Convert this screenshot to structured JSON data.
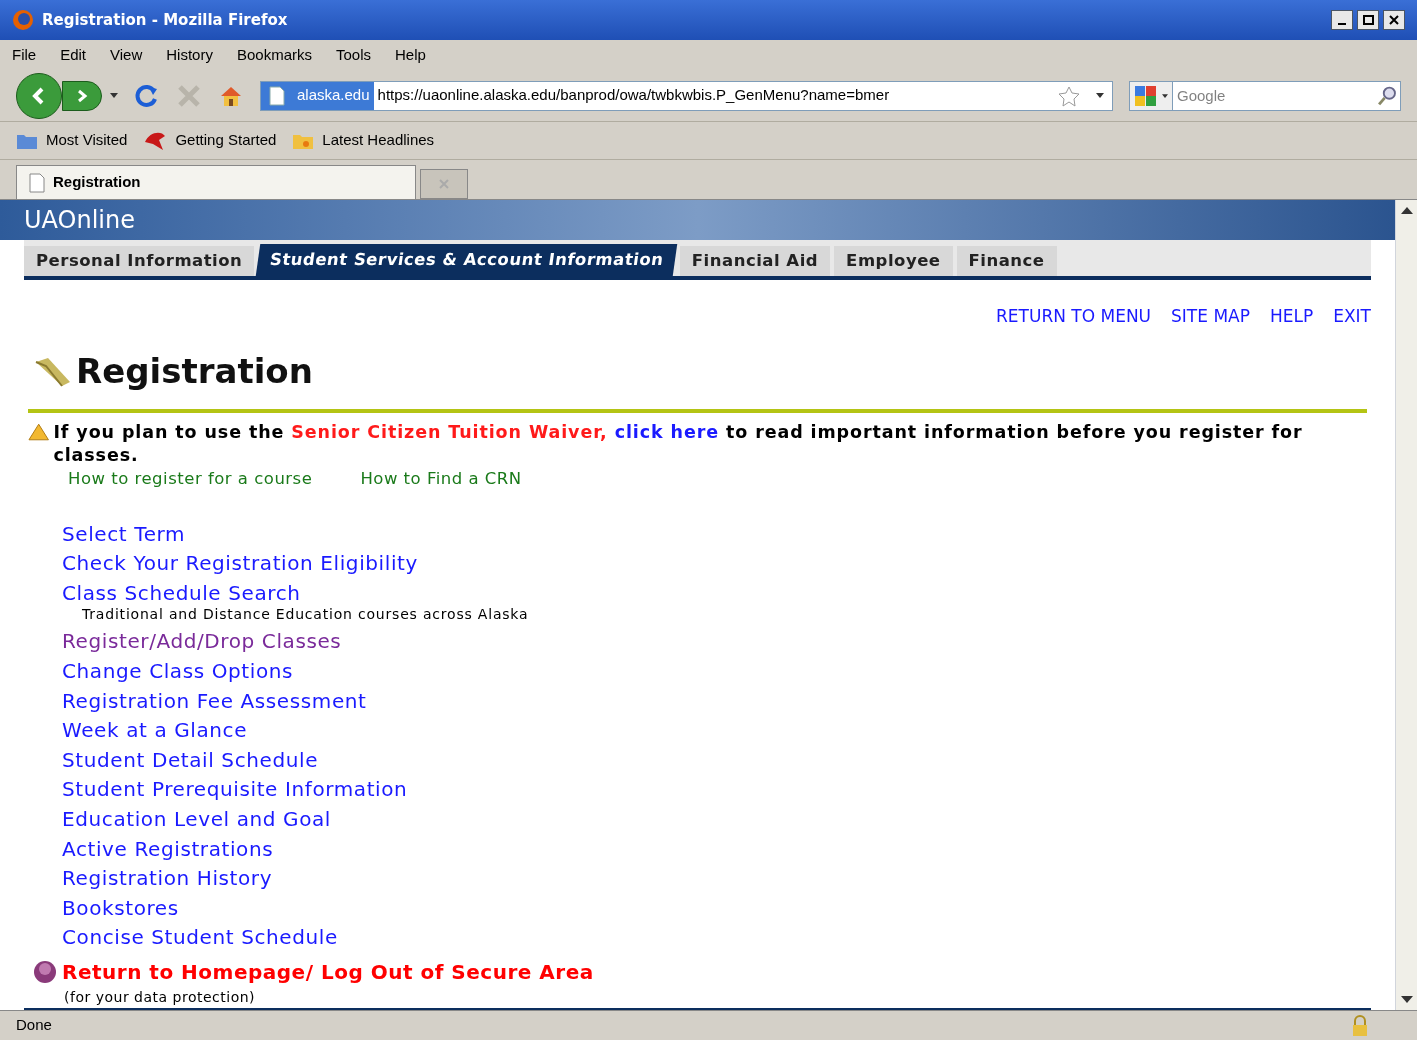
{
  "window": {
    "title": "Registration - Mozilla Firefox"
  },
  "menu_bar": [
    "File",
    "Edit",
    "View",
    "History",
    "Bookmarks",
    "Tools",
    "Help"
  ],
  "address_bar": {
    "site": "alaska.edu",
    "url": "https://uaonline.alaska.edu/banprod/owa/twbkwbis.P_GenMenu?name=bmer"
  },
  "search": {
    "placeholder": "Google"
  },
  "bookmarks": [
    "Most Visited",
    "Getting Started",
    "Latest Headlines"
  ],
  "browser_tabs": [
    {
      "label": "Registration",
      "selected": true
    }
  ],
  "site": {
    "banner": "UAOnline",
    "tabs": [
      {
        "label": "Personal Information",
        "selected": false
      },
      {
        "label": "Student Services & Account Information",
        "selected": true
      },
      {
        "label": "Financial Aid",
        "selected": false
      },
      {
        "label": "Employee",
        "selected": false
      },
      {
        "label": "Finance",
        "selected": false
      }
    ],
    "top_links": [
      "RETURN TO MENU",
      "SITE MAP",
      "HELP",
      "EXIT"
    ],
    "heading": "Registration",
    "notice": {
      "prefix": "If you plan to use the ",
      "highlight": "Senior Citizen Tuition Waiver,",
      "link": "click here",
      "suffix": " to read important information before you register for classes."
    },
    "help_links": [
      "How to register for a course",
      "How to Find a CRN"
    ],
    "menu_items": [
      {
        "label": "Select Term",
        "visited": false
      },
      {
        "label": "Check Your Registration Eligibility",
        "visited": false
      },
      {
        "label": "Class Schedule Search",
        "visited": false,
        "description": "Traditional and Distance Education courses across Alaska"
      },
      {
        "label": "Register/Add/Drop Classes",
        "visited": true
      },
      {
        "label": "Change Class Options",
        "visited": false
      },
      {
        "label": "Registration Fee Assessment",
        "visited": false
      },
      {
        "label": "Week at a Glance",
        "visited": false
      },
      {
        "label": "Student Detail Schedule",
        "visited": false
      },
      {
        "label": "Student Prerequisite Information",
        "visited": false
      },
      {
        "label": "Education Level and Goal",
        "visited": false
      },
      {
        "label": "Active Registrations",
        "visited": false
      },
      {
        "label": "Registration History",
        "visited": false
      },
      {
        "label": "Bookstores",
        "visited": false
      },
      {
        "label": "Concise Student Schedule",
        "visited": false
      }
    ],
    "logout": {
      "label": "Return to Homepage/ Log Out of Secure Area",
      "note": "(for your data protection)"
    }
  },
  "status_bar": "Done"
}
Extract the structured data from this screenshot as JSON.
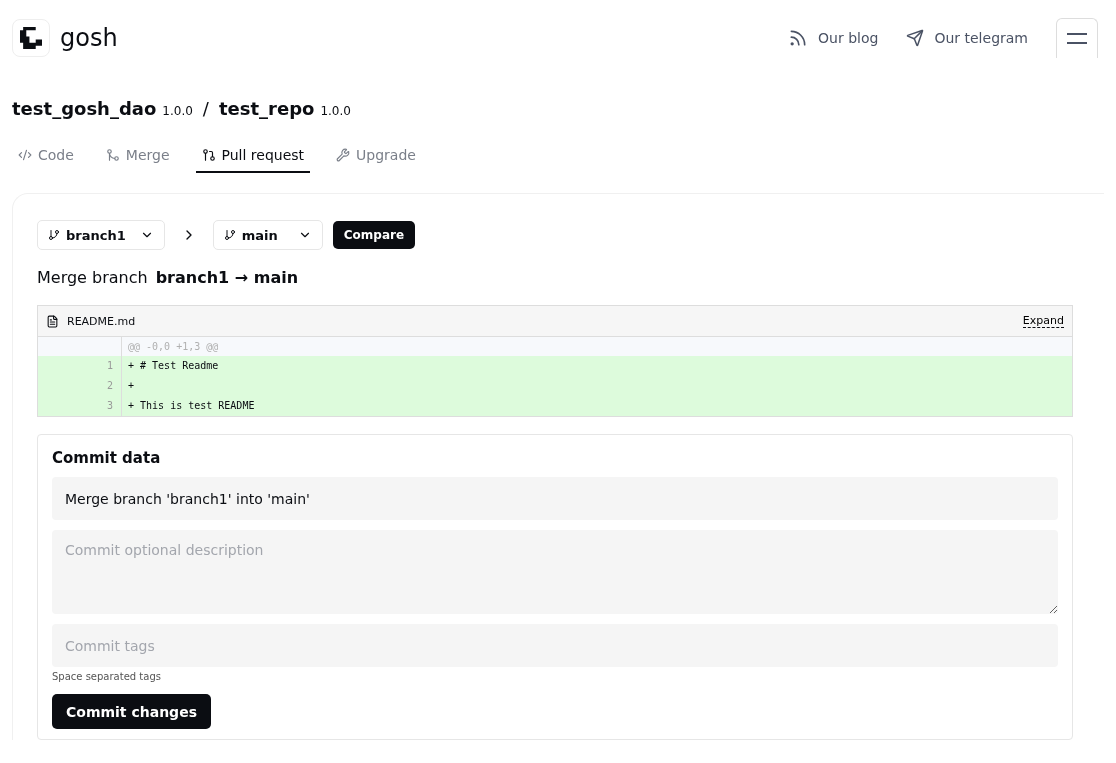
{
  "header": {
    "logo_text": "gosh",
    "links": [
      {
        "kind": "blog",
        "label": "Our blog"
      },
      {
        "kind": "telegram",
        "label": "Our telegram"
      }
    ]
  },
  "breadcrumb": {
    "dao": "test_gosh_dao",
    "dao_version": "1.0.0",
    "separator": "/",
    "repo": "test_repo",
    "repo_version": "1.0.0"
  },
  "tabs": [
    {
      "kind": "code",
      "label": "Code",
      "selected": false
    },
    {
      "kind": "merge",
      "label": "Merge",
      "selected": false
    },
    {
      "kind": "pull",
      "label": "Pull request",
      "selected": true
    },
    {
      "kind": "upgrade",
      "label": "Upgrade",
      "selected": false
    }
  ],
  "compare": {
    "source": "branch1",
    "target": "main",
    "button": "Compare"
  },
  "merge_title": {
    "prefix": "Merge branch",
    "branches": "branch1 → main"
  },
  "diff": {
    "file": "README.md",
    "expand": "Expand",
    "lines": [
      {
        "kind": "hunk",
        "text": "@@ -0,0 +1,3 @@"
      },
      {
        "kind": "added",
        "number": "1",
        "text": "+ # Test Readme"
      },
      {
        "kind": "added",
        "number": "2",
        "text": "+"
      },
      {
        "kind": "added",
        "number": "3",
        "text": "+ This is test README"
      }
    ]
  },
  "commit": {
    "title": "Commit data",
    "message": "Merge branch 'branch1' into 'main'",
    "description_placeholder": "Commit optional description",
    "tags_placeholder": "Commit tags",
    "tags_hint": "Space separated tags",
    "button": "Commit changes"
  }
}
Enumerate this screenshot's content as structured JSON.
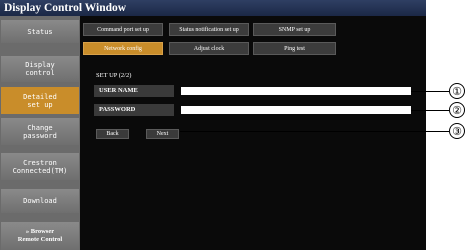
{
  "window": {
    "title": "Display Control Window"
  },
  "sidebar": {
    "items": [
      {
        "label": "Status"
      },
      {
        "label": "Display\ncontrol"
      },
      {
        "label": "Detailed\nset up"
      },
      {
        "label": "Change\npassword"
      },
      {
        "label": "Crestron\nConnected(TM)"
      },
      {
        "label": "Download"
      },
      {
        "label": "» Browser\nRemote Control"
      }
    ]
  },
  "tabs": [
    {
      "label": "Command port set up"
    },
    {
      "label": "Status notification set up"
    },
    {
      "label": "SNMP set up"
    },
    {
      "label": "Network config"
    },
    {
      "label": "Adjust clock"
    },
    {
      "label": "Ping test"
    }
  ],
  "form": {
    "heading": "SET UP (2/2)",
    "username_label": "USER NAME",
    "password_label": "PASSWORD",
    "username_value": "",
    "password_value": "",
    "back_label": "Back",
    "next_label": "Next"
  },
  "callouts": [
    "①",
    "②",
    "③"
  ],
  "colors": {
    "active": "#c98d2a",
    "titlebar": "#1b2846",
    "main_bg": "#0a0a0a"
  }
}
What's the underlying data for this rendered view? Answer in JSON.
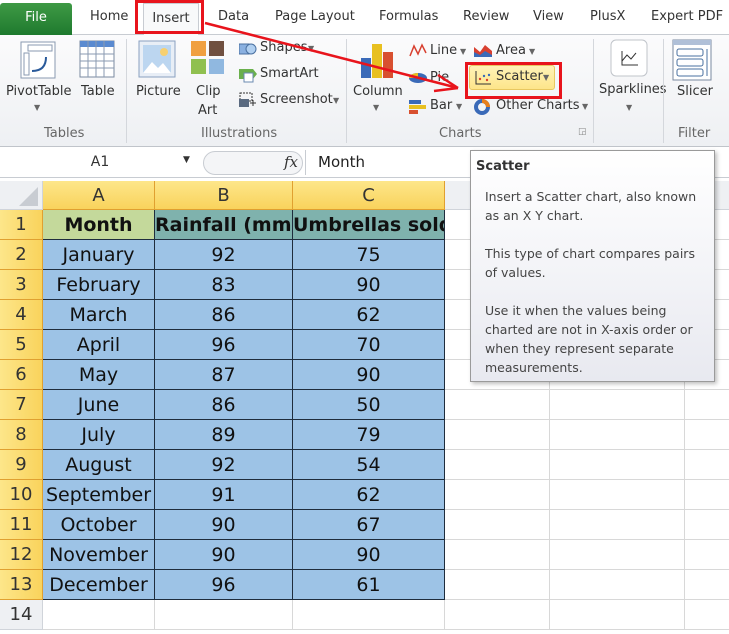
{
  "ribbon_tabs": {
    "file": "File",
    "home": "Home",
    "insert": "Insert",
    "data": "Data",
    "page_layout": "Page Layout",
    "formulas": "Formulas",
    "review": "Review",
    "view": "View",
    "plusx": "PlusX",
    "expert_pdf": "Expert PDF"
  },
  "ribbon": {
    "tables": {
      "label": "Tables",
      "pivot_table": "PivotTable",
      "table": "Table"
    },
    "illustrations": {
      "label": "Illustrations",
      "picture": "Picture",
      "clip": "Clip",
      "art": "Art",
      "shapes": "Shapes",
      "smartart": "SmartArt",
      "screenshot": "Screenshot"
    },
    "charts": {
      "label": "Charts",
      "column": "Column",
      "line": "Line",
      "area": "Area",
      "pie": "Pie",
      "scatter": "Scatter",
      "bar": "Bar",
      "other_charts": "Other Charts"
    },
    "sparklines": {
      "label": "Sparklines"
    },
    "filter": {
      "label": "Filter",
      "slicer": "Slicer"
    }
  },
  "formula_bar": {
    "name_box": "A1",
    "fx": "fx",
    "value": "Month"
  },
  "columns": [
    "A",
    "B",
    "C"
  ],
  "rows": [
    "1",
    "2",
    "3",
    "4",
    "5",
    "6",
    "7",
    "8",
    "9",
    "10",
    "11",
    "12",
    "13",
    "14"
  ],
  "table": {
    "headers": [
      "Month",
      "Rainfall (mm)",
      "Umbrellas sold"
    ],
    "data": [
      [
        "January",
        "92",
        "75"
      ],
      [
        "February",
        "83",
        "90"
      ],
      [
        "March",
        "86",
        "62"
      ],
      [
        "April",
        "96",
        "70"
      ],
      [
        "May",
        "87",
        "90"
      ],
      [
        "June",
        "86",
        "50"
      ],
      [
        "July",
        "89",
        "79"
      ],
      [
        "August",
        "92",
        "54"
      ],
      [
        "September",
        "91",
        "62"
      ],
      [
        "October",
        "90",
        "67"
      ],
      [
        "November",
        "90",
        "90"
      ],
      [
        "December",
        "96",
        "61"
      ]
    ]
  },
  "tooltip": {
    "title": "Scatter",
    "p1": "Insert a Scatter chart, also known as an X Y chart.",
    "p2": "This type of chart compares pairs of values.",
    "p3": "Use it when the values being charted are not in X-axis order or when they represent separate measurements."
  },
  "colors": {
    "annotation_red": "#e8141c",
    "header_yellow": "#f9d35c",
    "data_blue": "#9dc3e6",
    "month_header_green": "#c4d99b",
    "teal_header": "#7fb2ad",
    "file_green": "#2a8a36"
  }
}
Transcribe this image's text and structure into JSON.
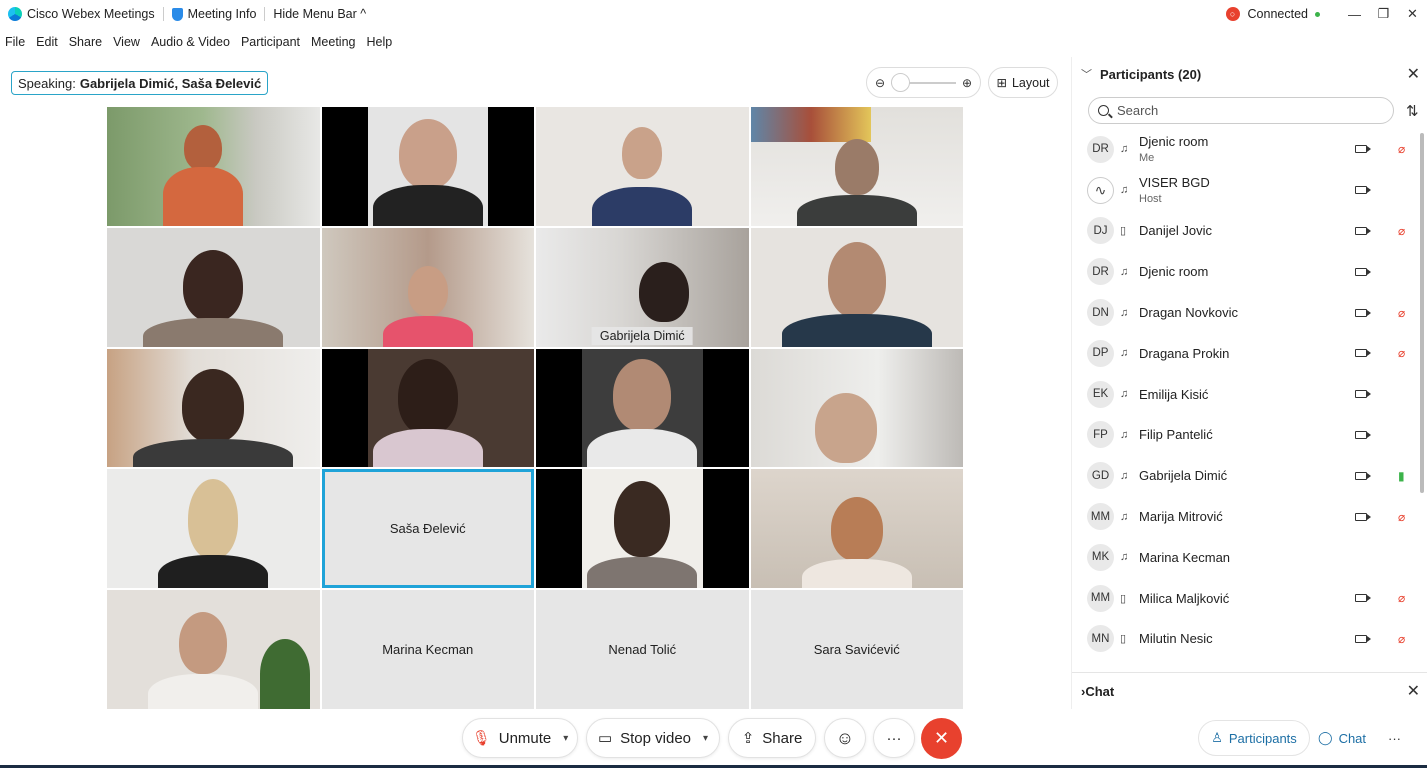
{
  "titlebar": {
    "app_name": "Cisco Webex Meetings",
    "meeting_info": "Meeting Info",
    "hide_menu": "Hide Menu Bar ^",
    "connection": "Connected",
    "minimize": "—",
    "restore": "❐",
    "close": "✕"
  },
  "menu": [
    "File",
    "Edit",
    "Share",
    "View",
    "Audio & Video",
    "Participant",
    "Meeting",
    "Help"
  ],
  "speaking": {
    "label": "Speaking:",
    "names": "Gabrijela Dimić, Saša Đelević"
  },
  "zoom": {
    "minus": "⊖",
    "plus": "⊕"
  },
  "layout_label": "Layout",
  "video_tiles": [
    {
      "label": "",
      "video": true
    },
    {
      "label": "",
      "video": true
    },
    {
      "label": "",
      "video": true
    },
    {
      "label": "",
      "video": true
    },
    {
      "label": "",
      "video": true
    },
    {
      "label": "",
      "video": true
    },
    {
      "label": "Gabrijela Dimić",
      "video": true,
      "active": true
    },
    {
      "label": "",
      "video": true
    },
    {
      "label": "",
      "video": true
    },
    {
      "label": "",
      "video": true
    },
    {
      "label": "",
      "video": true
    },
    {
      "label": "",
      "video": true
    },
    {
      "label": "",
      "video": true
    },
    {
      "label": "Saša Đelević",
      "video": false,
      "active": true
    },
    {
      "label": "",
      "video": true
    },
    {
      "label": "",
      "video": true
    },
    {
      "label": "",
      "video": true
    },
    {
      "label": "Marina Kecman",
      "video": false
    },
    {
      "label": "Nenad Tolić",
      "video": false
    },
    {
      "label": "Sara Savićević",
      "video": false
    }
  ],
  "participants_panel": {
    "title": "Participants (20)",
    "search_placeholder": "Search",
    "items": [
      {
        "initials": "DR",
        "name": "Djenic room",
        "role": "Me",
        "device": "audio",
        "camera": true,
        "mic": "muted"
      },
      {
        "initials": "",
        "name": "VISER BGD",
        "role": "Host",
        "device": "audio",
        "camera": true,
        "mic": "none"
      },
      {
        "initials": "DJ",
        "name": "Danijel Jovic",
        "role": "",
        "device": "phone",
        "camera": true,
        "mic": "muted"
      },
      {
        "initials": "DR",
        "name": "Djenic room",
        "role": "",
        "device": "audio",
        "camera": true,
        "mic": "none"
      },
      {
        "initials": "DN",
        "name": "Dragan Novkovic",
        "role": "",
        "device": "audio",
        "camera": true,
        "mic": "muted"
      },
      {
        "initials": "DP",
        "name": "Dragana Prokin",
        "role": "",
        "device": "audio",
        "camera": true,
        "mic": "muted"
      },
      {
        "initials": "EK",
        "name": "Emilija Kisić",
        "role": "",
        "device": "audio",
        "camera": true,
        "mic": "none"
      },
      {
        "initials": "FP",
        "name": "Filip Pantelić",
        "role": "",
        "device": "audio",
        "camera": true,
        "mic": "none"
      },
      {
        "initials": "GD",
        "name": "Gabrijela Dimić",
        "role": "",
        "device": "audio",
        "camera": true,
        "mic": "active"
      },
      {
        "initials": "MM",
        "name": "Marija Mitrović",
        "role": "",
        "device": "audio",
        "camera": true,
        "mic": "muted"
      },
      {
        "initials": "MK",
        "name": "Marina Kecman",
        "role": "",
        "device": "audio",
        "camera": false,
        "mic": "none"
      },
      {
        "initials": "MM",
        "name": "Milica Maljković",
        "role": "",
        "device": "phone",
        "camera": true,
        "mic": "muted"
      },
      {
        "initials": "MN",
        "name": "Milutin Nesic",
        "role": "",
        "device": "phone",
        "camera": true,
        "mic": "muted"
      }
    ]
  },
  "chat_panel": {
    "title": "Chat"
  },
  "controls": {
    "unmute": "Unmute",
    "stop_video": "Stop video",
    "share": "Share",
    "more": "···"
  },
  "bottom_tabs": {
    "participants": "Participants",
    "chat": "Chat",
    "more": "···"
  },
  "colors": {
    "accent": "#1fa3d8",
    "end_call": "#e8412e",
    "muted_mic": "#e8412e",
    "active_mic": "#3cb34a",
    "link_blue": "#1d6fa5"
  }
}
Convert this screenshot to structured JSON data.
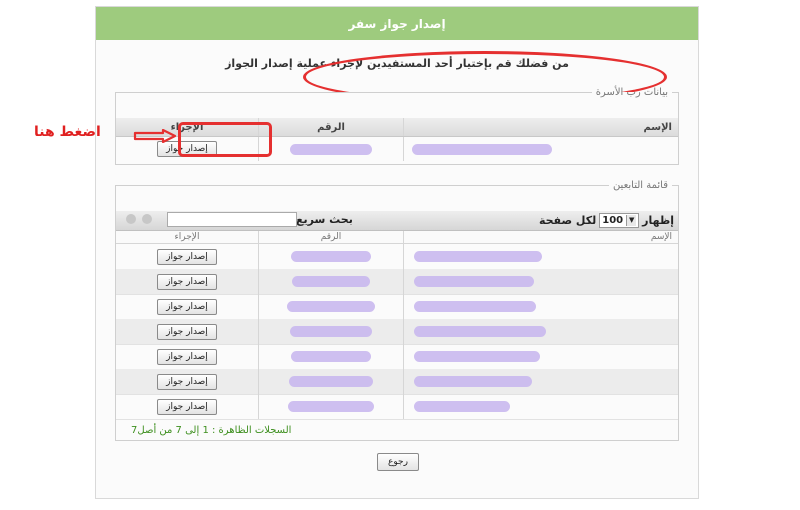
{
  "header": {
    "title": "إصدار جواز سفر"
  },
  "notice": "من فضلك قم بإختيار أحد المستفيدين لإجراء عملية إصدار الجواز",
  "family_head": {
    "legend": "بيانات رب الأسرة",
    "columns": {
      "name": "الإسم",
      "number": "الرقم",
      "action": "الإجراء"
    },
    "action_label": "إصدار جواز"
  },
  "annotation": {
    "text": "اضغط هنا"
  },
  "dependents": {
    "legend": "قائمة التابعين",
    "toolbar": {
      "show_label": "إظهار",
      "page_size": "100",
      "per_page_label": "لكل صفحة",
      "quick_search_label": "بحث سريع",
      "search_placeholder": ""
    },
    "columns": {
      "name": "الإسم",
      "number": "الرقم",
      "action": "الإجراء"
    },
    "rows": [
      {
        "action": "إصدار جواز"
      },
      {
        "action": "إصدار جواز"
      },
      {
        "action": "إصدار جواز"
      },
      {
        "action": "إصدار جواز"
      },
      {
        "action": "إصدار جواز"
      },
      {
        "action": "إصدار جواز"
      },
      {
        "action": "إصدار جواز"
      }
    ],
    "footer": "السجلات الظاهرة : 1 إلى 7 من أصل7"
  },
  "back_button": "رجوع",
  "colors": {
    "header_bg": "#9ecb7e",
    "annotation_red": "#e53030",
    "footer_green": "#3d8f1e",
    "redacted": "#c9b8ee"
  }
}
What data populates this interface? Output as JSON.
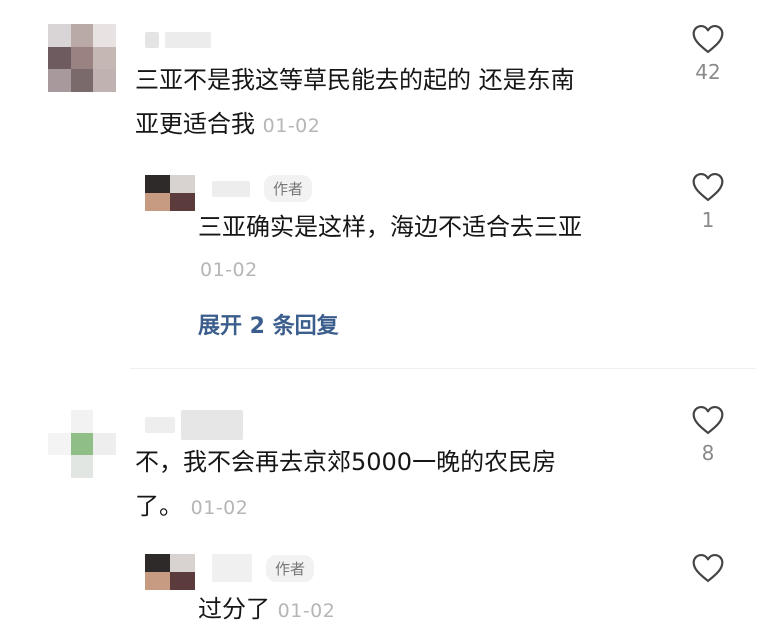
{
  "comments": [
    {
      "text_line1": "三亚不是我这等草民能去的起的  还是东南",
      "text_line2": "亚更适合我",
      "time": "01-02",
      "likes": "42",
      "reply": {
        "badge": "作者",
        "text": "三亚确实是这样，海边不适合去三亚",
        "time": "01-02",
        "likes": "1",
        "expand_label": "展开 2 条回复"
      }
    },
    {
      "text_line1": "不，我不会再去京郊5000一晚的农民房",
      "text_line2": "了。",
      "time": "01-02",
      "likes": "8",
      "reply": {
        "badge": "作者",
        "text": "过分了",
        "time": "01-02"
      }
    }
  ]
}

━━━━━━━━━━━━━━━━━━━━

## [Directive]
Respond with nothing but the number of lines in the entries that contain the string "heading".

## [Expected answer]
2